Dataset rows about figures
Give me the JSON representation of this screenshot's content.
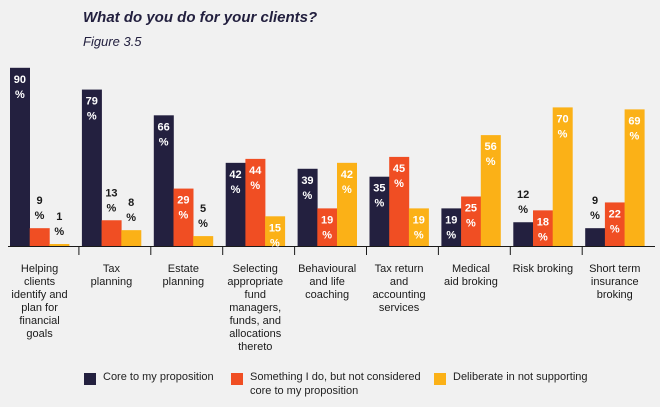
{
  "chart_data": {
    "type": "bar",
    "title": "What do you do for your clients?",
    "subtitle": "Figure 3.5",
    "categories": [
      "Helping clients identify and plan for financial goals",
      "Tax planning",
      "Estate planning",
      "Selecting appropriate fund managers, funds, and allocations thereto",
      "Behavioural and life coaching",
      "Tax return and accounting services",
      "Medical aid broking",
      "Risk broking",
      "Short term insurance broking"
    ],
    "category_lines": [
      [
        "Helping",
        "clients",
        "identify and",
        "plan for",
        "financial",
        "goals"
      ],
      [
        "Tax",
        "planning"
      ],
      [
        "Estate",
        "planning"
      ],
      [
        "Selecting",
        "appropriate",
        "fund",
        "managers,",
        "funds, and",
        "allocations",
        "thereto"
      ],
      [
        "Behavioural",
        "and life",
        "coaching"
      ],
      [
        "Tax return",
        "and",
        "accounting",
        "services"
      ],
      [
        "Medical",
        "aid broking"
      ],
      [
        "Risk broking"
      ],
      [
        "Short term",
        "insurance",
        "broking"
      ]
    ],
    "series": [
      {
        "name": "Core to my proposition",
        "color": "#23203f",
        "values": [
          90,
          79,
          66,
          42,
          39,
          35,
          19,
          12,
          9
        ]
      },
      {
        "name": "Something I do, but not considered core to my proposition",
        "color": "#f04e23",
        "values": [
          9,
          13,
          29,
          44,
          19,
          45,
          25,
          18,
          22
        ]
      },
      {
        "name": "Deliberate in not supporting",
        "color": "#fbb117",
        "values": [
          1,
          8,
          5,
          15,
          42,
          19,
          56,
          70,
          69
        ]
      }
    ],
    "legend_lines": [
      [
        "Core to my proposition"
      ],
      [
        "Something I do, but not considered",
        "core to my proposition"
      ],
      [
        "Deliberate in not supporting"
      ]
    ],
    "value_suffix": "%",
    "ylim": [
      0,
      100
    ],
    "grid": false,
    "legend_position": "bottom"
  }
}
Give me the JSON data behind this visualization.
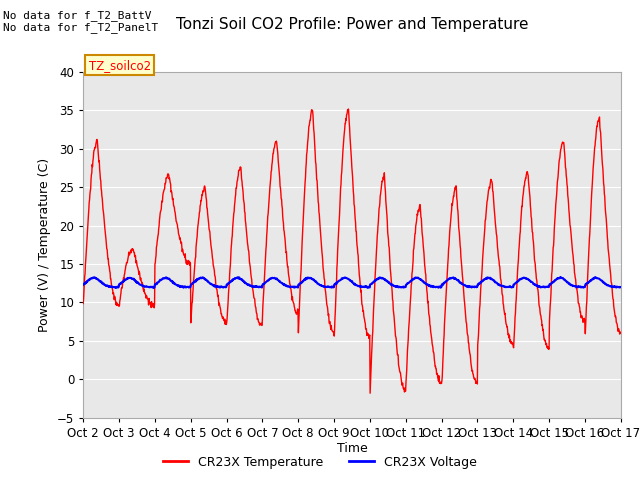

= EXERCISE DIRECTIONS =
Transcribe all the lines above exactly, apart from the pictures.

= WORKED ANSWER =
Give me the JSON representation of this screenshot's content.
{
  "chart_data": {
    "type": "bar",
    "title": "What do you do for your clients?",
    "subtitle": "Figure 3.5",
    "categories": [
      "Helping clients identify and plan for financial goals",
      "Tax planning",
      "Estate planning",
      "Selecting appropriate fund managers, funds, and allocations thereto",
      "Behavioural and life coaching",
      "Tax return and accounting services",
      "Medical aid broking",
      "Risk broking",
      "Short term insurance broking"
    ],
    "category_lines": [
      [
        "Helping",
        "clients",
        "identify and",
        "plan for",
        "financial",
        "goals"
      ],
      [
        "Tax",
        "planning"
      ],
      [
        "Estate",
        "planning"
      ],
      [
        "Selecting",
        "appropriate",
        "fund",
        "managers,",
        "funds, and",
        "allocations",
        "thereto"
      ],
      [
        "Behavioural",
        "and life",
        "coaching"
      ],
      [
        "Tax return",
        "and",
        "accounting",
        "services"
      ],
      [
        "Medical",
        "aid broking"
      ],
      [
        "Risk broking"
      ],
      [
        "Short term",
        "insurance",
        "broking"
      ]
    ],
    "series": [
      {
        "name": "Core to my proposition",
        "color": "#23203f",
        "values": [
          90,
          79,
          66,
          42,
          39,
          35,
          19,
          12,
          9
        ]
      },
      {
        "name": "Something I do, but not considered core to my proposition",
        "color": "#f04e23",
        "values": [
          9,
          13,
          29,
          44,
          19,
          45,
          25,
          18,
          22
        ]
      },
      {
        "name": "Deliberate in not supporting",
        "color": "#fbb117",
        "values": [
          1,
          8,
          5,
          15,
          42,
          19,
          56,
          70,
          69
        ]
      }
    ],
    "legend_lines": [
      [
        "Core to my proposition"
      ],
      [
        "Something I do, but not considered",
        "core to my proposition"
      ],
      [
        "Deliberate in not supporting"
      ]
    ],
    "value_suffix": "%",
    "ylim": [
      0,
      100
    ],
    "grid": false,
    "legend_position": "bottom"
  }
}
Give me the JSON data behind this visualization.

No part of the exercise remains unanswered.